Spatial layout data
## Begin
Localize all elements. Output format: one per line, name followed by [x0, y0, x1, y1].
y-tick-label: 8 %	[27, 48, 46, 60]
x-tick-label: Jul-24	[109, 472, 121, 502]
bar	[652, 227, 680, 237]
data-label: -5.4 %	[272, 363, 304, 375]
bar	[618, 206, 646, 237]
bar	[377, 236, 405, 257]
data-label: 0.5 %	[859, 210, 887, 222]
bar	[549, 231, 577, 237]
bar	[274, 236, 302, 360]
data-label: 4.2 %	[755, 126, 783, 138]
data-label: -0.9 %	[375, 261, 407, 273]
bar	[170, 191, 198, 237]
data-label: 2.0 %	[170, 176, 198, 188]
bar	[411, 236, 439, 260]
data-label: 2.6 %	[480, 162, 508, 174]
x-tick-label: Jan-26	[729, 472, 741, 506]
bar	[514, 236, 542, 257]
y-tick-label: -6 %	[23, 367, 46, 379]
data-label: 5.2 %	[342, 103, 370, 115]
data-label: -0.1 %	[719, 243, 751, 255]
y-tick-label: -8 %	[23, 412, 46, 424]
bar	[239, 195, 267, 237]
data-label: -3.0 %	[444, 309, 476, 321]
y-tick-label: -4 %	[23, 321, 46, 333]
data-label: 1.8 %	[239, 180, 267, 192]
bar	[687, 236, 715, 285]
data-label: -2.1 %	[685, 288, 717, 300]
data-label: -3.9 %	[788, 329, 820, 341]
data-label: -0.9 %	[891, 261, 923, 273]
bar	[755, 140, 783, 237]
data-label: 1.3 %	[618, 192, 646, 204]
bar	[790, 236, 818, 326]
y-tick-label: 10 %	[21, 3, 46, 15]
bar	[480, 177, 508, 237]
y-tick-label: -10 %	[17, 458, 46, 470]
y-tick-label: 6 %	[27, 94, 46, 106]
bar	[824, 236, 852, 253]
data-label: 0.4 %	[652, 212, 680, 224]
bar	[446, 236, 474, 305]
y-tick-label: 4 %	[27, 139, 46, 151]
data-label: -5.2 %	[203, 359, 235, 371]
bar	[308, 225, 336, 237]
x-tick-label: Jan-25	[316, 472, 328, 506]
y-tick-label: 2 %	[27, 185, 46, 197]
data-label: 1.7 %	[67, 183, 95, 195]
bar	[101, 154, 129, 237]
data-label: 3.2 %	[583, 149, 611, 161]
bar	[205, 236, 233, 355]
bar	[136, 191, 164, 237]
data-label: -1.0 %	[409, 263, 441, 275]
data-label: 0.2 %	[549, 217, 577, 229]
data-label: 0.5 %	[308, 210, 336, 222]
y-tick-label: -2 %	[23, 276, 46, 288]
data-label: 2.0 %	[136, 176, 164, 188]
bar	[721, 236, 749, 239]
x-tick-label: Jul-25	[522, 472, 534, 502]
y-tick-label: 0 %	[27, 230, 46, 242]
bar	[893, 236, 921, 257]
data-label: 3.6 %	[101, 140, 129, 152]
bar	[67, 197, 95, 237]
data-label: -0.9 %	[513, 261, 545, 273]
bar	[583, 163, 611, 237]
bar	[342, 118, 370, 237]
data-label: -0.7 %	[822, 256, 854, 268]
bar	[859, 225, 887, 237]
## End
Aim = Reproduce all of the data above verbatim.

Worked answer =
Localize all elements. Output format: one per line, name followed by [x0, y0, x1, y1].
y-tick-label: 8 %	[27, 48, 46, 60]
x-tick-label: Jul-24	[109, 472, 121, 502]
bar	[652, 227, 680, 237]
data-label: -5.4 %	[272, 363, 304, 375]
bar	[618, 206, 646, 237]
bar	[377, 236, 405, 257]
data-label: 0.5 %	[859, 210, 887, 222]
bar	[549, 231, 577, 237]
bar	[274, 236, 302, 360]
data-label: 4.2 %	[755, 126, 783, 138]
data-label: -0.9 %	[375, 261, 407, 273]
bar	[170, 191, 198, 237]
data-label: 2.0 %	[170, 176, 198, 188]
bar	[411, 236, 439, 260]
data-label: 2.6 %	[480, 162, 508, 174]
x-tick-label: Jan-26	[729, 472, 741, 506]
bar	[514, 236, 542, 257]
y-tick-label: -6 %	[23, 367, 46, 379]
data-label: 5.2 %	[342, 103, 370, 115]
data-label: -0.1 %	[719, 243, 751, 255]
y-tick-label: -8 %	[23, 412, 46, 424]
bar	[239, 195, 267, 237]
data-label: -3.0 %	[444, 309, 476, 321]
y-tick-label: -4 %	[23, 321, 46, 333]
data-label: 1.8 %	[239, 180, 267, 192]
bar	[687, 236, 715, 285]
data-label: -2.1 %	[685, 288, 717, 300]
data-label: -3.9 %	[788, 329, 820, 341]
data-label: -0.9 %	[891, 261, 923, 273]
bar	[755, 140, 783, 237]
data-label: 1.3 %	[618, 192, 646, 204]
bar	[790, 236, 818, 326]
y-tick-label: 10 %	[21, 3, 46, 15]
bar	[480, 177, 508, 237]
y-tick-label: -10 %	[17, 458, 46, 470]
y-tick-label: 6 %	[27, 94, 46, 106]
bar	[824, 236, 852, 253]
data-label: 0.4 %	[652, 212, 680, 224]
bar	[446, 236, 474, 305]
y-tick-label: 4 %	[27, 139, 46, 151]
data-label: -5.2 %	[203, 359, 235, 371]
bar	[308, 225, 336, 237]
x-tick-label: Jan-25	[316, 472, 328, 506]
y-tick-label: 2 %	[27, 185, 46, 197]
data-label: 1.7 %	[67, 183, 95, 195]
bar	[101, 154, 129, 237]
data-label: 3.2 %	[583, 149, 611, 161]
bar	[205, 236, 233, 355]
bar	[136, 191, 164, 237]
data-label: -1.0 %	[409, 263, 441, 275]
data-label: 0.2 %	[549, 217, 577, 229]
data-label: 0.5 %	[308, 210, 336, 222]
y-tick-label: -2 %	[23, 276, 46, 288]
data-label: 2.0 %	[136, 176, 164, 188]
bar	[721, 236, 749, 239]
x-tick-label: Jul-25	[522, 472, 534, 502]
y-tick-label: 0 %	[27, 230, 46, 242]
bar	[893, 236, 921, 257]
data-label: 3.6 %	[101, 140, 129, 152]
bar	[67, 197, 95, 237]
data-label: -0.9 %	[513, 261, 545, 273]
bar	[583, 163, 611, 237]
bar	[342, 118, 370, 237]
data-label: -0.7 %	[822, 256, 854, 268]
bar	[859, 225, 887, 237]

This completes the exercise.